## OBJECTIVE
Pick out each line containing the string "Sales".
----------
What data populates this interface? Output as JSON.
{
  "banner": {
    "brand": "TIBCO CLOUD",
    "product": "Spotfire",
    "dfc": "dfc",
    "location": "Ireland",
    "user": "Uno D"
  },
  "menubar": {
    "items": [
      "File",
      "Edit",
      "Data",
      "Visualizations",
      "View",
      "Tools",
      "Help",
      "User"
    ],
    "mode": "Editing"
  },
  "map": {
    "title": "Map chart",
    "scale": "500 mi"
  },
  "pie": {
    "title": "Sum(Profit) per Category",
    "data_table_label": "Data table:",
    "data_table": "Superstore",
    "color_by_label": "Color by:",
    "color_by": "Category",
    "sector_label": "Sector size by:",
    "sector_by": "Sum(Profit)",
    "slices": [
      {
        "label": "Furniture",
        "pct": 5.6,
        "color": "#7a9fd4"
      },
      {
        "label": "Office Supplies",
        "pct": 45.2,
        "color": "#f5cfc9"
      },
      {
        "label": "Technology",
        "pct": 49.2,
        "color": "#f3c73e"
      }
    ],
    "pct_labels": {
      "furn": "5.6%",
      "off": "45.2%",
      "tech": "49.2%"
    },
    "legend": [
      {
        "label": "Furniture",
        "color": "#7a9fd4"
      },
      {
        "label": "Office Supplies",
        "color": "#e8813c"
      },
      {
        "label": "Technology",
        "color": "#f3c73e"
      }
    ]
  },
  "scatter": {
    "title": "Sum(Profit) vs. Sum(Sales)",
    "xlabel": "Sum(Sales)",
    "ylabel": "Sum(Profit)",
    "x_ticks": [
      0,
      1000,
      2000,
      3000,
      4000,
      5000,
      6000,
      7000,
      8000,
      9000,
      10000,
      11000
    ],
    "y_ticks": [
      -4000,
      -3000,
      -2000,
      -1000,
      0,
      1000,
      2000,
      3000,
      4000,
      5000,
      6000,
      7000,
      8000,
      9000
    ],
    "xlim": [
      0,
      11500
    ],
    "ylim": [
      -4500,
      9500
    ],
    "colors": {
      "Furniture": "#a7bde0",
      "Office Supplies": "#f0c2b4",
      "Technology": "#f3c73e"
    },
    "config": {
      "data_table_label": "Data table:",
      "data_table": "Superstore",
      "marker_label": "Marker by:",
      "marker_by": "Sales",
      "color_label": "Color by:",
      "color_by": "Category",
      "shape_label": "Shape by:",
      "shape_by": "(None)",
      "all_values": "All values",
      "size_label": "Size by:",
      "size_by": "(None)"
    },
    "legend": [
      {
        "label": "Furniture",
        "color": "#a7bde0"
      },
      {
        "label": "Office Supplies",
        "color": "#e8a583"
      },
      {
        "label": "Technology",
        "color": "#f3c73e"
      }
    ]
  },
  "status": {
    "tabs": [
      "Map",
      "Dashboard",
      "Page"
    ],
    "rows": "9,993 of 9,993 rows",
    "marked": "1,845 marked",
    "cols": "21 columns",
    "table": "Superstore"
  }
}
----------
## RESPONSE TO THIS EXERCISE
    "title": "Sum(Profit) vs. Sum(Sales)",
    "xlabel": "Sum(Sales)",
      "marker_by": "Sales",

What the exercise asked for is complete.